>>

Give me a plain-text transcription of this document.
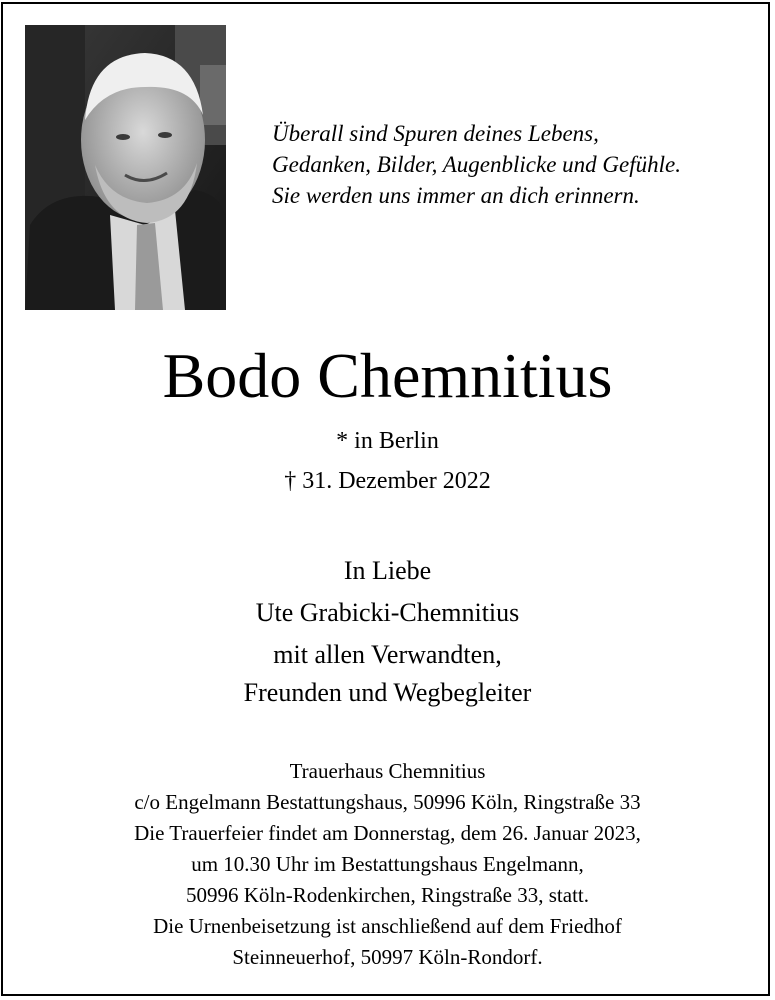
Überall sind Spuren deines Lebens,
Gedanken, Bilder, Augenblicke und Gefühle.
Sie werden uns immer an dich erinnern.
Bodo Chemnitius
* in Berlin
† 31. Dezember 2022
In Liebe
Ute Grabicki-Chemnitius
mit allen Verwandten,
Freunden und Wegbegleiter
Trauerhaus Chemnitius
c/o Engelmann Bestattungshaus, 50996 Köln, Ringstraße 33
Die Trauerfeier findet am Donnerstag, dem 26. Januar 2023,
um 10.30 Uhr im Bestattungshaus Engelmann,
50996 Köln-Rodenkirchen, Ringstraße 33, statt.
Die Urnenbeisetzung ist anschließend auf dem Friedhof
Steinneuerhof, 50997 Köln-Rondorf.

<<

Directive:
Output all of the entries verbatim, leaving out any images.

Expected answer:
Give me a plain-text transcription of this document.
Überall sind Spuren deines Lebens,
Gedanken, Bilder, Augenblicke und Gefühle.
Sie werden uns immer an dich erinnern.
Bodo Chemnitius
* in Berlin
† 31. Dezember 2022
In Liebe
Ute Grabicki-Chemnitius
mit allen Verwandten,
Freunden und Wegbegleiter
Trauerhaus Chemnitius
c/o Engelmann Bestattungshaus, 50996 Köln, Ringstraße 33
Die Trauerfeier findet am Donnerstag, dem 26. Januar 2023,
um 10.30 Uhr im Bestattungshaus Engelmann,
50996 Köln-Rodenkirchen, Ringstraße 33, statt.
Die Urnenbeisetzung ist anschließend auf dem Friedhof
Steinneuerhof, 50997 Köln-Rondorf.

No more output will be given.